Rows from a dataset:
- - - - - - -

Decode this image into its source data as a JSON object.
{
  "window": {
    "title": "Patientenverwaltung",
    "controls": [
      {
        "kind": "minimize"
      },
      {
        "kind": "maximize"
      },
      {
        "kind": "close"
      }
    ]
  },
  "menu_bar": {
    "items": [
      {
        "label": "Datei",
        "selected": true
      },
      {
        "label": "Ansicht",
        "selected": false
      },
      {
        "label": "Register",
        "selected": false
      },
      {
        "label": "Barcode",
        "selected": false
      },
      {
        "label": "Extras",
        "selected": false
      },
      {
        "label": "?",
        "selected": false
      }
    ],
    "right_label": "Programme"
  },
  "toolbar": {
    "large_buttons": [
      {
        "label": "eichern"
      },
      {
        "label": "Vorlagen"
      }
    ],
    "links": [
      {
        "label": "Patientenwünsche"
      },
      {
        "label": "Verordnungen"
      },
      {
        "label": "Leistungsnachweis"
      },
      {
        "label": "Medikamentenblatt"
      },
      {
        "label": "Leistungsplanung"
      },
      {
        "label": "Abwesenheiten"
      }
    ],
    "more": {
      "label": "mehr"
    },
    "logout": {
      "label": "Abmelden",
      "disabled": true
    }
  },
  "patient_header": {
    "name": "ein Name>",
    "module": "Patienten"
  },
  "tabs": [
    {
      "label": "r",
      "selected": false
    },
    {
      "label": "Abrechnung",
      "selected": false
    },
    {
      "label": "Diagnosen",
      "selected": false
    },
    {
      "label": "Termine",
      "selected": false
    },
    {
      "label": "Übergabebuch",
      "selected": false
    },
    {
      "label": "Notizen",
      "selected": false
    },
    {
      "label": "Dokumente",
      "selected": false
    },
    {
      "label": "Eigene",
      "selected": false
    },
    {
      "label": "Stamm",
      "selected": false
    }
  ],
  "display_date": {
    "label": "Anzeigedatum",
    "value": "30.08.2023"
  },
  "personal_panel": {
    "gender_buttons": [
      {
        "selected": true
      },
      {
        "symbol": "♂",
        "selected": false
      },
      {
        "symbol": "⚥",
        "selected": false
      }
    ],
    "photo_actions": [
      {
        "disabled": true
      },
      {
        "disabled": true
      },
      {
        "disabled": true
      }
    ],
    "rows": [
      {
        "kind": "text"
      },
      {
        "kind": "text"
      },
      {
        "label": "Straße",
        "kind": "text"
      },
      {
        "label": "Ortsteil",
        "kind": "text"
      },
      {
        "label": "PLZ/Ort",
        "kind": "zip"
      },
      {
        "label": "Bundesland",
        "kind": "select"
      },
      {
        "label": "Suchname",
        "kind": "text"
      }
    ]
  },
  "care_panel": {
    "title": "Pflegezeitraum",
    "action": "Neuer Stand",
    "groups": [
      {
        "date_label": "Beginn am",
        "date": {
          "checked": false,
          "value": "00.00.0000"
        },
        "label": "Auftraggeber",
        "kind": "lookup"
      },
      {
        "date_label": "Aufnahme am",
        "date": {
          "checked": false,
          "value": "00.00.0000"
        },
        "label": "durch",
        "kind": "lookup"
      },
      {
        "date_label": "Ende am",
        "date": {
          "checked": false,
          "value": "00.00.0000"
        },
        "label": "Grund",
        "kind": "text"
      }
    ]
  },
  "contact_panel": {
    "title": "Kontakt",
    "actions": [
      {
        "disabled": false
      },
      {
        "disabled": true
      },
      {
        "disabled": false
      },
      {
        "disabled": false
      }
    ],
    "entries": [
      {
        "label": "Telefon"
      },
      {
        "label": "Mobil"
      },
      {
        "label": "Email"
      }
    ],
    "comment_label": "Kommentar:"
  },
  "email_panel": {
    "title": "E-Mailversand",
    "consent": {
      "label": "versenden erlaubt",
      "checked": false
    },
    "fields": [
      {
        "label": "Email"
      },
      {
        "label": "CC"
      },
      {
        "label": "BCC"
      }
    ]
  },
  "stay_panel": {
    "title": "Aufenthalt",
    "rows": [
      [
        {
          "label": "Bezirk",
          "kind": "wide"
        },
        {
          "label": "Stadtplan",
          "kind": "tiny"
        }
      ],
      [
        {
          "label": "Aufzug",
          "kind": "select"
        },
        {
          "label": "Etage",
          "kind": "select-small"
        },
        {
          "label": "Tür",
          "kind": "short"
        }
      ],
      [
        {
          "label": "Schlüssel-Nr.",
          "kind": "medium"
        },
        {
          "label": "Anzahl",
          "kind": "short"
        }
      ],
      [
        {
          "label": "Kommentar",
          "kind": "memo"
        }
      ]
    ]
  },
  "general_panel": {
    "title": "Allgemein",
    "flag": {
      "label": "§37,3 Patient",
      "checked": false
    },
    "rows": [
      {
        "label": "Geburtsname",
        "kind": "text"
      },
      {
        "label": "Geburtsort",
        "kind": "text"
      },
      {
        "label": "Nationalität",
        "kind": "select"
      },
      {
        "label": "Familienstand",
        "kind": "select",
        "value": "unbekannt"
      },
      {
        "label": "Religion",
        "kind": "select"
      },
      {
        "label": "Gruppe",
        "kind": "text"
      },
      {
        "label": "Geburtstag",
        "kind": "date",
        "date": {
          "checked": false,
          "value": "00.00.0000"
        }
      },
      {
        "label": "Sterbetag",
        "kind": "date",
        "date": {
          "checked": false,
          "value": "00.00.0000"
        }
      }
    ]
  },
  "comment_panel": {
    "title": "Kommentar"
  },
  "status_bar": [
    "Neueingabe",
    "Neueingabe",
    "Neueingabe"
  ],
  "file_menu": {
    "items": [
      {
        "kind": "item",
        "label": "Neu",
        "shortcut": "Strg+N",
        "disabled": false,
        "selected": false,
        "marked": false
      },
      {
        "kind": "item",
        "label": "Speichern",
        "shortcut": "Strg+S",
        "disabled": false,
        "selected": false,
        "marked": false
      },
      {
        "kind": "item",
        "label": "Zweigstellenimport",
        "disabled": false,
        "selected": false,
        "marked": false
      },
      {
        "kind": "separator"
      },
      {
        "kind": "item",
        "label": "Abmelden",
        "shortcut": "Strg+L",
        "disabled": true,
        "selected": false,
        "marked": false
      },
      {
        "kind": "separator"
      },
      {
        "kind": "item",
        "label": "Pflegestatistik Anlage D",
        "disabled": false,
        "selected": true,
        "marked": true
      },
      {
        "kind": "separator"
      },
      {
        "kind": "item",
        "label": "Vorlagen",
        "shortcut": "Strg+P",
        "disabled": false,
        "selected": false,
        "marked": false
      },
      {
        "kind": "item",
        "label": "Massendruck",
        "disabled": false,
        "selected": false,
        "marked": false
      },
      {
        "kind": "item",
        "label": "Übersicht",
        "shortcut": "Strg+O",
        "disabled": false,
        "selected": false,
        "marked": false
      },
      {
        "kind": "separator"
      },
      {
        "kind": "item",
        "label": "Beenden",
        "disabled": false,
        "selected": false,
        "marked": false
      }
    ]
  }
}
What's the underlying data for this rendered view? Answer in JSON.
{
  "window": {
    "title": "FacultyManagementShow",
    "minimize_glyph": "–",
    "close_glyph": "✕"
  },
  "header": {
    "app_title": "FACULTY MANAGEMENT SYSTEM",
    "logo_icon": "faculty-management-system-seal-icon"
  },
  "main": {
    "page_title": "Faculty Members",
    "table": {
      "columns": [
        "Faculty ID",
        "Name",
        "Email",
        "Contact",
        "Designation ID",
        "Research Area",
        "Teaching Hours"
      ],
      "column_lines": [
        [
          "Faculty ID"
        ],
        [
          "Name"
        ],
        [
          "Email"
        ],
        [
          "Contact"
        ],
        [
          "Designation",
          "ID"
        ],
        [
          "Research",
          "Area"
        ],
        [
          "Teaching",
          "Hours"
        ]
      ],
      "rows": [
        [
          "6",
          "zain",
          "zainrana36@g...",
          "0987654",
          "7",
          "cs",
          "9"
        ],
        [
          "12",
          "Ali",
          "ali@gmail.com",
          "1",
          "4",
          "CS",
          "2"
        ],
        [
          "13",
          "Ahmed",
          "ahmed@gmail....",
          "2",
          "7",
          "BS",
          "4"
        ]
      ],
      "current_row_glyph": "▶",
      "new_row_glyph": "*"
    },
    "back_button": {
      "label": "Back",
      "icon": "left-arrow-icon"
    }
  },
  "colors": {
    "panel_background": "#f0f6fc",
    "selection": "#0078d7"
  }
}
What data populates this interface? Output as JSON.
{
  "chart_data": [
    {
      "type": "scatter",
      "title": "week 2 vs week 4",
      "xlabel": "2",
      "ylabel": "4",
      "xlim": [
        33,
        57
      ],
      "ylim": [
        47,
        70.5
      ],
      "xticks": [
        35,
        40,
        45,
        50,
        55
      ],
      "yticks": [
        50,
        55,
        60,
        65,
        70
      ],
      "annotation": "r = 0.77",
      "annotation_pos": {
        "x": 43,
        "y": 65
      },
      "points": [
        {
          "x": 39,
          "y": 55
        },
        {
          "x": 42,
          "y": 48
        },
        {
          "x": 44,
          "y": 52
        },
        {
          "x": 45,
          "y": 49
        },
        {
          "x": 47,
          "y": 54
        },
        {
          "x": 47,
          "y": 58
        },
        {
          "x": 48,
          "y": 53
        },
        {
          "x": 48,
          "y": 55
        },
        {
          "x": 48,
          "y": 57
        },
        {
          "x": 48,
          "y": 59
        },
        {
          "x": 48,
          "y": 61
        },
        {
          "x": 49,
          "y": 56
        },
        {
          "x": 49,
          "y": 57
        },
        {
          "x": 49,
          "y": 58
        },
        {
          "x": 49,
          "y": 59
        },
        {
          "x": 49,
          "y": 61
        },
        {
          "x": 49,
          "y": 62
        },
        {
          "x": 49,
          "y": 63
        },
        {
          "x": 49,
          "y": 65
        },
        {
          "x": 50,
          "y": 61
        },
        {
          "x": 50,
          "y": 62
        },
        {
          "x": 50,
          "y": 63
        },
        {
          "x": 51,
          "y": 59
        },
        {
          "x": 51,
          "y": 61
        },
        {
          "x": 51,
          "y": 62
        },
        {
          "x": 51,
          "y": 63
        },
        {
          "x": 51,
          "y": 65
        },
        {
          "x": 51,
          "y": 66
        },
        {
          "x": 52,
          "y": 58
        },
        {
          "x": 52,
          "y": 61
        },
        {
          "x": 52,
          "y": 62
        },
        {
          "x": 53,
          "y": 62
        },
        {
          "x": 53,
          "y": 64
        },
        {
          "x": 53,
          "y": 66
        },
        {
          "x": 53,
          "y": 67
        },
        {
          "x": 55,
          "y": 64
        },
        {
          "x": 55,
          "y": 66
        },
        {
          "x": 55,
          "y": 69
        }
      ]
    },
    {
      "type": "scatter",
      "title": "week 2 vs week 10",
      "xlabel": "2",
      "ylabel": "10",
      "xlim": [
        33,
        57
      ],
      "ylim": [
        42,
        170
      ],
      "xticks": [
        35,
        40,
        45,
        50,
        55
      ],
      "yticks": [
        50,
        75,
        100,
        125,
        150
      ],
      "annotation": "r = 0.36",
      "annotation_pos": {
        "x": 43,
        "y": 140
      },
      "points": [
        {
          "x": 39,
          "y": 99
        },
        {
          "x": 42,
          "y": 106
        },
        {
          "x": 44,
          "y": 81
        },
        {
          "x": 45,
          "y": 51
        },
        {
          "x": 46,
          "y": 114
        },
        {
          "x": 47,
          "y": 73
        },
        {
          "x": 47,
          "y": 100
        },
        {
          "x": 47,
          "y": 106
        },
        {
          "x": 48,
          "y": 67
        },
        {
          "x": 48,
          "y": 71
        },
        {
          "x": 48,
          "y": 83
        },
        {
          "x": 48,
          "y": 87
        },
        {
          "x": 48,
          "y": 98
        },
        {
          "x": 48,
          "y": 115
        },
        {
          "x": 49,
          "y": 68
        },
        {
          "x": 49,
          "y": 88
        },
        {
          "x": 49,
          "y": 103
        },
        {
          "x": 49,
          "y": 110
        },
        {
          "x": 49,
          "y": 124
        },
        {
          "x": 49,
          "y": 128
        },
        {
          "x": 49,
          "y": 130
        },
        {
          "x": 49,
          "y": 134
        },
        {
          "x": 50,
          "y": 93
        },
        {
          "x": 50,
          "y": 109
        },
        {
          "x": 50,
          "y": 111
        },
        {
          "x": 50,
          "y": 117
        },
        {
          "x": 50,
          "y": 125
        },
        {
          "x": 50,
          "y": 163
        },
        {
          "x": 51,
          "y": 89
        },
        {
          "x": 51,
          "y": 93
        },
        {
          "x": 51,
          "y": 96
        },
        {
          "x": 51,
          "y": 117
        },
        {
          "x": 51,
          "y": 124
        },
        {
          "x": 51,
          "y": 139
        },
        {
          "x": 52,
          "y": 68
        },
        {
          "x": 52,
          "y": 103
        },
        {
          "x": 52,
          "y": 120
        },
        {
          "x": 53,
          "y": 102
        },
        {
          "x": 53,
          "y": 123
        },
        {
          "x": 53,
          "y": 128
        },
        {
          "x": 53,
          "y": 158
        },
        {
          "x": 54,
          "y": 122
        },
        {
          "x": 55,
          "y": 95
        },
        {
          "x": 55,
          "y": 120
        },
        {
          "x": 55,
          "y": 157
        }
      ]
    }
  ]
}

- - - - - - -

Job — Tell how many lines of the records above hold the string "icon". Give no other text.

Solution to the problem — 2